── GIVEN RECORDS

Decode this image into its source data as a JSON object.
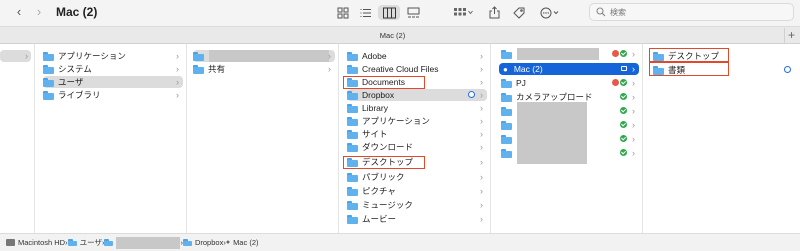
{
  "window": {
    "title": "Mac (2)",
    "tab_label": "Mac (2)",
    "tab_add": "+"
  },
  "toolbar": {
    "back": "‹",
    "forward": "›",
    "search_placeholder": "検索",
    "view_modes": [
      "icon-view",
      "list-view",
      "column-view",
      "gallery-view"
    ],
    "active_view": "column-view",
    "actions": [
      "group-by",
      "share",
      "tags",
      "more"
    ]
  },
  "columns": [
    {
      "id": "col0",
      "items": [
        {
          "label": "",
          "redacted": true,
          "selected": "gray"
        }
      ]
    },
    {
      "id": "col1",
      "items": [
        {
          "label": "アプリケーション"
        },
        {
          "label": "システム"
        },
        {
          "label": "ユーザ",
          "selected": "gray"
        },
        {
          "label": "ライブラリ"
        }
      ]
    },
    {
      "id": "col2",
      "items": [
        {
          "label": "",
          "redacted": true,
          "selected": "gray"
        },
        {
          "label": "共有"
        }
      ]
    },
    {
      "id": "col3",
      "items": [
        {
          "label": "Adobe"
        },
        {
          "label": "Creative Cloud Files"
        },
        {
          "label": "Documents",
          "highlighted": true
        },
        {
          "label": "Dropbox",
          "selected": "gray",
          "badge": "sync"
        },
        {
          "label": "Library"
        },
        {
          "label": "アプリケーション"
        },
        {
          "label": "サイト"
        },
        {
          "label": "ダウンロード"
        },
        {
          "label": "デスクトップ",
          "highlighted": true
        },
        {
          "label": "パブリック"
        },
        {
          "label": "ピクチャ"
        },
        {
          "label": "ミュージック"
        },
        {
          "label": "ムービー"
        }
      ]
    },
    {
      "id": "col4",
      "items": [
        {
          "label": "",
          "redacted": true,
          "badge": "red+green"
        },
        {
          "label": "Mac (2)",
          "selected": "blue"
        },
        {
          "label": "PJ",
          "badge": "red+green"
        },
        {
          "label": "カメラアップロード",
          "badge": "green"
        },
        {
          "label": "",
          "redacted": true,
          "badge": "green"
        },
        {
          "label": "",
          "redacted": true,
          "badge": "green"
        },
        {
          "label": "",
          "redacted": true,
          "badge": "green"
        },
        {
          "label": "",
          "redacted": true,
          "badge": "green"
        }
      ]
    },
    {
      "id": "col5",
      "items": [
        {
          "label": "デスクトップ",
          "highlighted": true
        },
        {
          "label": "書類",
          "highlighted": true,
          "badge": "sync"
        }
      ]
    }
  ],
  "pathbar": {
    "crumbs": [
      "Macintosh HD",
      "ユーザ",
      "",
      "Dropbox",
      "Mac (2)"
    ]
  }
}
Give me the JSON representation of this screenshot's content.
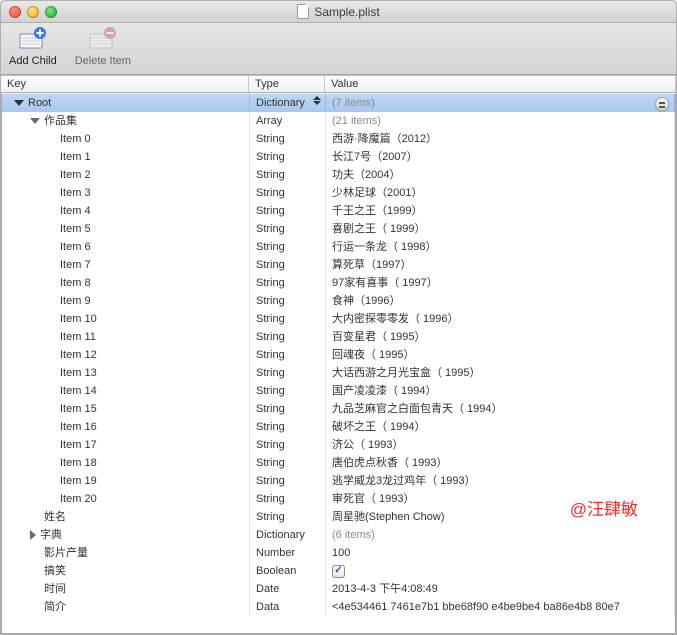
{
  "title": "Sample.plist",
  "toolbar": {
    "add_child": "Add Child",
    "delete_item": "Delete Item"
  },
  "columns": {
    "key": "Key",
    "type": "Type",
    "value": "Value"
  },
  "rows": [
    {
      "depth": 0,
      "disclosure": "down",
      "selected": true,
      "key": "Root",
      "type": "Dictionary",
      "value": "(7 items)",
      "value_dim": true,
      "interactable": true
    },
    {
      "depth": 1,
      "disclosure": "down",
      "key": "作品集",
      "type": "Array",
      "value": "(21 items)",
      "value_dim": true,
      "interactable": true
    },
    {
      "depth": 2,
      "key": "Item 0",
      "type": "String",
      "value": "西游·降魔篇（2012）",
      "interactable": true
    },
    {
      "depth": 2,
      "key": "Item 1",
      "type": "String",
      "value": "长江7号（2007）",
      "interactable": true
    },
    {
      "depth": 2,
      "key": "Item 2",
      "type": "String",
      "value": "功夫（2004）",
      "interactable": true
    },
    {
      "depth": 2,
      "key": "Item 3",
      "type": "String",
      "value": "少林足球（2001）",
      "interactable": true
    },
    {
      "depth": 2,
      "key": "Item 4",
      "type": "String",
      "value": "千王之王（1999）",
      "interactable": true
    },
    {
      "depth": 2,
      "key": "Item 5",
      "type": "String",
      "value": "喜剧之王（ 1999）",
      "interactable": true
    },
    {
      "depth": 2,
      "key": "Item 6",
      "type": "String",
      "value": "行运一条龙（ 1998）",
      "interactable": true
    },
    {
      "depth": 2,
      "key": "Item 7",
      "type": "String",
      "value": "算死草（1997）",
      "interactable": true
    },
    {
      "depth": 2,
      "key": "Item 8",
      "type": "String",
      "value": "97家有喜事（ 1997）",
      "interactable": true
    },
    {
      "depth": 2,
      "key": "Item 9",
      "type": "String",
      "value": "食神（1996）",
      "interactable": true
    },
    {
      "depth": 2,
      "key": "Item 10",
      "type": "String",
      "value": "大内密探零零发（ 1996）",
      "interactable": true
    },
    {
      "depth": 2,
      "key": "Item 11",
      "type": "String",
      "value": "百变星君（ 1995）",
      "interactable": true
    },
    {
      "depth": 2,
      "key": "Item 12",
      "type": "String",
      "value": "回魂夜（ 1995）",
      "interactable": true
    },
    {
      "depth": 2,
      "key": "Item 13",
      "type": "String",
      "value": "大话西游之月光宝盒（ 1995）",
      "interactable": true
    },
    {
      "depth": 2,
      "key": "Item 14",
      "type": "String",
      "value": "国产凌凌漆（ 1994）",
      "interactable": true
    },
    {
      "depth": 2,
      "key": "Item 15",
      "type": "String",
      "value": "九品芝麻官之白面包青天（ 1994）",
      "interactable": true
    },
    {
      "depth": 2,
      "key": "Item 16",
      "type": "String",
      "value": "破坏之王（ 1994）",
      "interactable": true
    },
    {
      "depth": 2,
      "key": "Item 17",
      "type": "String",
      "value": "济公（ 1993）",
      "interactable": true
    },
    {
      "depth": 2,
      "key": "Item 18",
      "type": "String",
      "value": "唐伯虎点秋香（ 1993）",
      "interactable": true
    },
    {
      "depth": 2,
      "key": "Item 19",
      "type": "String",
      "value": "逃学威龙3龙过鸡年（ 1993）",
      "interactable": true
    },
    {
      "depth": 2,
      "key": "Item 20",
      "type": "String",
      "value": "审死官（ 1993）",
      "interactable": true
    },
    {
      "depth": 1,
      "key": "姓名",
      "type": "String",
      "value": "周星驰(Stephen Chow)",
      "interactable": true
    },
    {
      "depth": 1,
      "disclosure": "right",
      "key": "字典",
      "type": "Dictionary",
      "value": "(6 items)",
      "value_dim": true,
      "interactable": true
    },
    {
      "depth": 1,
      "key": "影片产量",
      "type": "Number",
      "value": "100",
      "interactable": true
    },
    {
      "depth": 1,
      "key": "搞笑",
      "type": "Boolean",
      "value_special": "checkbox",
      "interactable": true
    },
    {
      "depth": 1,
      "key": "时间",
      "type": "Date",
      "value": "2013-4-3 下午4:08:49",
      "interactable": true
    },
    {
      "depth": 1,
      "key": "简介",
      "type": "Data",
      "value": "<4e534461 7461e7b1 bbe68f90 e4be9be4 ba86e4b8 80e7",
      "interactable": true
    }
  ],
  "watermark": "@汪肆敏"
}
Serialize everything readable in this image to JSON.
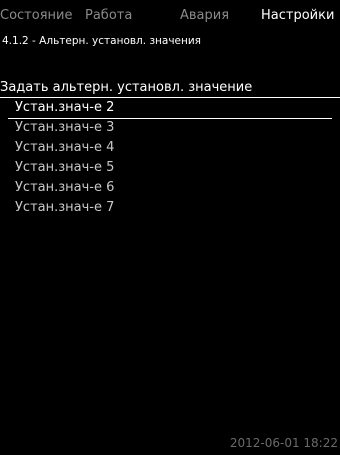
{
  "tabs": [
    {
      "label": "Состояние"
    },
    {
      "label": "Работа"
    },
    {
      "label": "Авария"
    },
    {
      "label": "Настройки"
    }
  ],
  "breadcrumb": "4.1.2 - Альтерн. установл. значения",
  "section_title": "Задать альтерн. установл. значение",
  "items": [
    {
      "label": "Устан.знач-е 2"
    },
    {
      "label": "Устан.знач-е 3"
    },
    {
      "label": "Устан.знач-е 4"
    },
    {
      "label": "Устан.знач-е 5"
    },
    {
      "label": "Устан.знач-е 6"
    },
    {
      "label": "Устан.знач-е 7"
    }
  ],
  "timestamp": "2012-06-01 18:22",
  "colors": {
    "background": "#000000",
    "active_text": "#ffffff",
    "inactive_tab": "#8a8a8a",
    "timestamp": "#6a6a6a"
  }
}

────

• **TASK TO COMPLETE**: Give the number of lines in the entries that include the string "JSON", and nothing more.

• **ANSWER TO THE TASK**: 3